→ **Challenge**
Repeat each line of the material exactly.

→ **Extracted material**
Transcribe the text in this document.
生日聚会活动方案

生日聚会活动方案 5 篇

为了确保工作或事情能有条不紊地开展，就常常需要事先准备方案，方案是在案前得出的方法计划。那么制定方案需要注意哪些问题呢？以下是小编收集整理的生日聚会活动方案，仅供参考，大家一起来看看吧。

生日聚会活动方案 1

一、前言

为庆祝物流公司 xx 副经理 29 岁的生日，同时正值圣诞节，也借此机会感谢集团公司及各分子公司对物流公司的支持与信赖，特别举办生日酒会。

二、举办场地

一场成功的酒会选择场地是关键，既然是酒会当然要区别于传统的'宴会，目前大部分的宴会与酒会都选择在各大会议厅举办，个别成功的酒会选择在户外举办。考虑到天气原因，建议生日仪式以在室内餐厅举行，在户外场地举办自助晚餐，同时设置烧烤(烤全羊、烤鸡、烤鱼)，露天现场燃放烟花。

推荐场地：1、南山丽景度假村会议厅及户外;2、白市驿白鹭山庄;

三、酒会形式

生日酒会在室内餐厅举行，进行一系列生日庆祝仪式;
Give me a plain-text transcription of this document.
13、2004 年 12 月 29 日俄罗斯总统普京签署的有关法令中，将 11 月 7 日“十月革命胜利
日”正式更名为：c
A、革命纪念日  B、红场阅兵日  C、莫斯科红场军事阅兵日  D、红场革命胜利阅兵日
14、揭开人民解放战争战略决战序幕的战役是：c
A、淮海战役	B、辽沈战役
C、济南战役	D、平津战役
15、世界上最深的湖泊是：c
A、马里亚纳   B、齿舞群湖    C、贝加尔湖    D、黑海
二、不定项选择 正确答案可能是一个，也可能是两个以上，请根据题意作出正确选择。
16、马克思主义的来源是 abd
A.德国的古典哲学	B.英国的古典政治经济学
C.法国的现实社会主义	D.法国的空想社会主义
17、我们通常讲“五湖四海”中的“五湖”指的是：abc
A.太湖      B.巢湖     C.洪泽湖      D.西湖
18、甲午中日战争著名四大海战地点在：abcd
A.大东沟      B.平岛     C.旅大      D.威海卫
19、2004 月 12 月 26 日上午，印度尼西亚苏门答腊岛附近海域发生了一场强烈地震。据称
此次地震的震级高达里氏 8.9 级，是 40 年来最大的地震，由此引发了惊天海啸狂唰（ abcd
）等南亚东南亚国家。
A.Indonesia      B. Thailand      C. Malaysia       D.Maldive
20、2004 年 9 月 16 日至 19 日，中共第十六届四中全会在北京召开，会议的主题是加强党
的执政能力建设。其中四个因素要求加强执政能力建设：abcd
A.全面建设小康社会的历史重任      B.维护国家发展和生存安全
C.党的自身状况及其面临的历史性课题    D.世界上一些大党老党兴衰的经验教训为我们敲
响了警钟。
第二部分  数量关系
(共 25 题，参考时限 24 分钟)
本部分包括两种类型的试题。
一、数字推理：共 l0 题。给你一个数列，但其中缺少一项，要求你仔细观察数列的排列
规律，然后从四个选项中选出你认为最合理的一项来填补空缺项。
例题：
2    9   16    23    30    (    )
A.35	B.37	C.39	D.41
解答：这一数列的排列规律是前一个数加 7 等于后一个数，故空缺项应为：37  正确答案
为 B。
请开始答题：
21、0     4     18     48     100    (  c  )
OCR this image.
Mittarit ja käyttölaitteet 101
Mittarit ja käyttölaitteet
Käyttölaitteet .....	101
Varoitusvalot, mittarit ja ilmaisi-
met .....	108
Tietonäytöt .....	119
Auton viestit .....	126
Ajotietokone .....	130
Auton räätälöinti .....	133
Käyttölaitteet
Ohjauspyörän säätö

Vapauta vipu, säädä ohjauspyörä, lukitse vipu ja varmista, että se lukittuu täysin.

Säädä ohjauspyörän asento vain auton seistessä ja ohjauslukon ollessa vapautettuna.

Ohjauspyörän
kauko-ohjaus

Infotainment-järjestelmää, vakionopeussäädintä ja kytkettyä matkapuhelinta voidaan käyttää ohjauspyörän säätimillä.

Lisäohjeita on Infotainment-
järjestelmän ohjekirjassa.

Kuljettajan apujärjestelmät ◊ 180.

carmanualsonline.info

→ **Completed task**
Transcribe the text in this document.
生日聚会活动方案

生日聚会活动方案 5 篇

为了确保工作或事情能有条不紊地开展，就常常需要事先准备方案，方案是在案前得出的方法计划。那么制定方案需要注意哪些问题呢？以下是小编收集整理的生日聚会活动方案，仅供参考，大家一起来看看吧。

生日聚会活动方案 1

一、前言

为庆祝物流公司 xx 副经理 29 岁的生日，同时正值圣诞节，也借此机会感谢集团公司及各分子公司对物流公司的支持与信赖，特别举办生日酒会。

二、举办场地

一场成功的酒会选择场地是关键，既然是酒会当然要区别于传统的'宴会，目前大部分的宴会与酒会都选择在各大会议厅举办，个别成功的酒会选择在户外举办。考虑到天气原因，建议生日仪式以在室内餐厅举行，在户外场地举办自助晚餐，同时设置烧烤(烤全羊、烤鸡、烤鱼)，露天现场燃放烟花。

推荐场地：1、南山丽景度假村会议厅及户外;2、白市驿白鹭山庄;

三、酒会形式

生日酒会在室内餐厅举行，进行一系列生日庆祝仪式;
Give me a plain-text transcription of this document.
13、2004 年 12 月 29 日俄罗斯总统普京签署的有关法令中，将 11 月 7 日“十月革命胜利
日”正式更名为：c
A、革命纪念日  B、红场阅兵日  C、莫斯科红场军事阅兵日  D、红场革命胜利阅兵日
14、揭开人民解放战争战略决战序幕的战役是：c
A、淮海战役	B、辽沈战役
C、济南战役	D、平津战役
15、世界上最深的湖泊是：c
A、马里亚纳   B、齿舞群湖    C、贝加尔湖    D、黑海
二、不定项选择 正确答案可能是一个，也可能是两个以上，请根据题意作出正确选择。
16、马克思主义的来源是 abd
A.德国的古典哲学	B.英国的古典政治经济学
C.法国的现实社会主义	D.法国的空想社会主义
17、我们通常讲“五湖四海”中的“五湖”指的是：abc
A.太湖      B.巢湖     C.洪泽湖      D.西湖
18、甲午中日战争著名四大海战地点在：abcd
A.大东沟      B.平岛     C.旅大      D.威海卫
19、2004 月 12 月 26 日上午，印度尼西亚苏门答腊岛附近海域发生了一场强烈地震。据称
此次地震的震级高达里氏 8.9 级，是 40 年来最大的地震，由此引发了惊天海啸狂唰（ abcd
）等南亚东南亚国家。
A.Indonesia      B. Thailand      C. Malaysia       D.Maldive
20、2004 年 9 月 16 日至 19 日，中共第十六届四中全会在北京召开，会议的主题是加强党
的执政能力建设。其中四个因素要求加强执政能力建设：abcd
A.全面建设小康社会的历史重任      B.维护国家发展和生存安全
C.党的自身状况及其面临的历史性课题    D.世界上一些大党老党兴衰的经验教训为我们敲
响了警钟。
第二部分  数量关系
(共 25 题，参考时限 24 分钟)
本部分包括两种类型的试题。
一、数字推理：共 l0 题。给你一个数列，但其中缺少一项，要求你仔细观察数列的排列
规律，然后从四个选项中选出你认为最合理的一项来填补空缺项。
例题：
2    9   16    23    30    (    )
A.35	B.37	C.39	D.41
解答：这一数列的排列规律是前一个数加 7 等于后一个数，故空缺项应为：37  正确答案
为 B。
请开始答题：
21、0     4     18     48     100    (  c  )
OCR this image.
Mittarit ja käyttölaitteet 101
Mittarit ja käyttölaitteet
Käyttölaitteet .....	101
Varoitusvalot, mittarit ja ilmaisi-
met .....	108
Tietonäytöt .....	119
Auton viestit .....	126
Ajotietokone .....	130
Auton räätälöinti .....	133
Käyttölaitteet
Ohjauspyörän säätö

Vapauta vipu, säädä ohjauspyörä, lukitse vipu ja varmista, että se lukittuu täysin.

Säädä ohjauspyörän asento vain auton seistessä ja ohjauslukon ollessa vapautettuna.

Ohjauspyörän
kauko-ohjaus

Infotainment-järjestelmää, vakionopeussäädintä ja kytkettyä matkapuhelinta voidaan käyttää ohjauspyörän säätimillä.

Lisäohjeita on Infotainment-
järjestelmän ohjekirjassa.

Kuljettajan apujärjestelmät ◊ 180.

carmanualsonline.info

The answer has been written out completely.